* _INPUT ROWS_
====
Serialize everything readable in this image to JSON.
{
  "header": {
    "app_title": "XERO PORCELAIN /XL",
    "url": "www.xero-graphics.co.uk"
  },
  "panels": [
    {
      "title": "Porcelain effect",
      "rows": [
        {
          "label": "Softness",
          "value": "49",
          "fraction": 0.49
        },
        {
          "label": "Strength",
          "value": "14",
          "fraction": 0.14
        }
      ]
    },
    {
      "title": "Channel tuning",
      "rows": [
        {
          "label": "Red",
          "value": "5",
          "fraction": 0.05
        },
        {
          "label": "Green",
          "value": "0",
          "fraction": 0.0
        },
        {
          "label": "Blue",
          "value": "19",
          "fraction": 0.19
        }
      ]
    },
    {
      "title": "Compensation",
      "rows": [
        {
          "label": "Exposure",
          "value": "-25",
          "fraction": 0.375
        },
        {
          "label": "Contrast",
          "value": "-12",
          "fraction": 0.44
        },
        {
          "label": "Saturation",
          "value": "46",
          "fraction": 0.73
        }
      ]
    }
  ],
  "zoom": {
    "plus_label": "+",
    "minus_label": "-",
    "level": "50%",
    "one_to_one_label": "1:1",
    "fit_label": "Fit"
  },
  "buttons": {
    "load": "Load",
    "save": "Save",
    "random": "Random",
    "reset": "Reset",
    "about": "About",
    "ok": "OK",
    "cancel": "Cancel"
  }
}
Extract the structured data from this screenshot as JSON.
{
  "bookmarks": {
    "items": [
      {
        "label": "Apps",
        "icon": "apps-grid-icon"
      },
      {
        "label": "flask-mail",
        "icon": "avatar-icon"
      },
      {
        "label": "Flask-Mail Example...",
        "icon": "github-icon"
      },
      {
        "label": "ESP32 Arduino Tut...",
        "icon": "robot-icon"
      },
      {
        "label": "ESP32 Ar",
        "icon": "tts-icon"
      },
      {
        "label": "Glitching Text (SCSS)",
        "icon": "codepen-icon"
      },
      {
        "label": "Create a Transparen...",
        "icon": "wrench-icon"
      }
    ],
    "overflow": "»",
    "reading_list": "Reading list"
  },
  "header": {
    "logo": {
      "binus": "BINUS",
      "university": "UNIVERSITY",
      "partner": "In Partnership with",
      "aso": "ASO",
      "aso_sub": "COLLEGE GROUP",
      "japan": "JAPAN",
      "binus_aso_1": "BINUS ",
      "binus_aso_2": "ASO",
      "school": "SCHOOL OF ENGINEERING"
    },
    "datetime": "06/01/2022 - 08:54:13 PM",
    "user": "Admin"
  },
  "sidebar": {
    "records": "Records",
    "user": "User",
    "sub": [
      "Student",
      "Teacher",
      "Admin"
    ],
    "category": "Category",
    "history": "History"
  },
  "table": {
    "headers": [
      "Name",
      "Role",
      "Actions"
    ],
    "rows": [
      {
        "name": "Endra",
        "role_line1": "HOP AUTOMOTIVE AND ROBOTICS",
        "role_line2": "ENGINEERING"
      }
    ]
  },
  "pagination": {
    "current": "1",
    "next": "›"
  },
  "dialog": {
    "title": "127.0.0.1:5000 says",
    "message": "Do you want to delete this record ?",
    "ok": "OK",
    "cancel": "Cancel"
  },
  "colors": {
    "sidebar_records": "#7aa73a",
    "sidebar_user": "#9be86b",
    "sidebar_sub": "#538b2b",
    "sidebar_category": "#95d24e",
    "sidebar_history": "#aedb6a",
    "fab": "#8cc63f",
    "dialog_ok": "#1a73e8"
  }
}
====
* _WRITTEN TASK_
Only a number is wanted: how many lines of the material include the word "icon".

* _RESULT BELOW_
7